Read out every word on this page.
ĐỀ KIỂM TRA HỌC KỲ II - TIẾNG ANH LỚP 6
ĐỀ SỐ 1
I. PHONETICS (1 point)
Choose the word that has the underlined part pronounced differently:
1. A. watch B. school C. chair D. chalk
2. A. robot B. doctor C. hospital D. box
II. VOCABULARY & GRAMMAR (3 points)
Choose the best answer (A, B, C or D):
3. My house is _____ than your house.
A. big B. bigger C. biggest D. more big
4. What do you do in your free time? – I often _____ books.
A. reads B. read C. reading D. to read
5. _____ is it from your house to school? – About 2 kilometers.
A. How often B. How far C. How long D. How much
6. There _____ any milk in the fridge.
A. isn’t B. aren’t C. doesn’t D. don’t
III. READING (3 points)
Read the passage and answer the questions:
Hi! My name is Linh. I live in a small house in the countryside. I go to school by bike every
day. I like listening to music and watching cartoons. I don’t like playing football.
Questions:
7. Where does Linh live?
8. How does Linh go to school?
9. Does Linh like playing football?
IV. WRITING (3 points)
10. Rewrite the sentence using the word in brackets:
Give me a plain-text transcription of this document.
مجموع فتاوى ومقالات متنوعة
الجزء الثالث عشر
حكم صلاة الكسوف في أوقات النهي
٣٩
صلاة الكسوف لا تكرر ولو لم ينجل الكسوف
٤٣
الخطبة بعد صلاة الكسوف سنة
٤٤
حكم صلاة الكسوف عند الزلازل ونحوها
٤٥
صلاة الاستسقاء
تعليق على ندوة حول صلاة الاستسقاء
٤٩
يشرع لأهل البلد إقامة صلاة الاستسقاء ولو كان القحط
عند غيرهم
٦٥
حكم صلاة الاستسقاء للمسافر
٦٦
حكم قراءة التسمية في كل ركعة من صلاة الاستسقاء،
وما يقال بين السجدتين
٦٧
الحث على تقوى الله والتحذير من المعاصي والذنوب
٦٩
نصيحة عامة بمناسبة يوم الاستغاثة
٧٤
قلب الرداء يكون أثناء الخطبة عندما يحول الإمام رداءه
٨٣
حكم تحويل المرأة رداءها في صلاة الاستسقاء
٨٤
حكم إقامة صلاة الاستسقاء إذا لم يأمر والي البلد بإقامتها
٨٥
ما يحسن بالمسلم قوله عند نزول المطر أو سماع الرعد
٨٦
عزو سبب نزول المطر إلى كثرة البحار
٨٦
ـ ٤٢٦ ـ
..............................
### Set problem
Return each line of the data exactly as written above.

### Response to this task
Read out every word on this page.
ĐỀ KIỂM TRA HỌC KỲ II - TIẾNG ANH LỚP 6
ĐỀ SỐ 1
I. PHONETICS (1 point)
Choose the word that has the underlined part pronounced differently:
1. A. watch B. school C. chair D. chalk
2. A. robot B. doctor C. hospital D. box
II. VOCABULARY & GRAMMAR (3 points)
Choose the best answer (A, B, C or D):
3. My house is _____ than your house.
A. big B. bigger C. biggest D. more big
4. What do you do in your free time? – I often _____ books.
A. reads B. read C. reading D. to read
5. _____ is it from your house to school? – About 2 kilometers.
A. How often B. How far C. How long D. How much
6. There _____ any milk in the fridge.
A. isn’t B. aren’t C. doesn’t D. don’t
III. READING (3 points)
Read the passage and answer the questions:
Hi! My name is Linh. I live in a small house in the countryside. I go to school by bike every
day. I like listening to music and watching cartoons. I don’t like playing football.
Questions:
7. Where does Linh live?
8. How does Linh go to school?
9. Does Linh like playing football?
IV. WRITING (3 points)
10. Rewrite the sentence using the word in brackets:
Give me a plain-text transcription of this document.
مجموع فتاوى ومقالات متنوعة
الجزء الثالث عشر
حكم صلاة الكسوف في أوقات النهي
٣٩
صلاة الكسوف لا تكرر ولو لم ينجل الكسوف
٤٣
الخطبة بعد صلاة الكسوف سنة
٤٤
حكم صلاة الكسوف عند الزلازل ونحوها
٤٥
صلاة الاستسقاء
تعليق على ندوة حول صلاة الاستسقاء
٤٩
يشرع لأهل البلد إقامة صلاة الاستسقاء ولو كان القحط
عند غيرهم
٦٥
حكم صلاة الاستسقاء للمسافر
٦٦
حكم قراءة التسمية في كل ركعة من صلاة الاستسقاء،
وما يقال بين السجدتين
٦٧
الحث على تقوى الله والتحذير من المعاصي والذنوب
٦٩
نصيحة عامة بمناسبة يوم الاستغاثة
٧٤
قلب الرداء يكون أثناء الخطبة عندما يحول الإمام رداءه
٨٣
حكم تحويل المرأة رداءها في صلاة الاستسقاء
٨٤
حكم إقامة صلاة الاستسقاء إذا لم يأمر والي البلد بإقامتها
٨٥
ما يحسن بالمسلم قوله عند نزول المطر أو سماع الرعد
٨٦
عزو سبب نزول المطر إلى كثرة البحار
٨٦
ـ ٤٢٦ ـ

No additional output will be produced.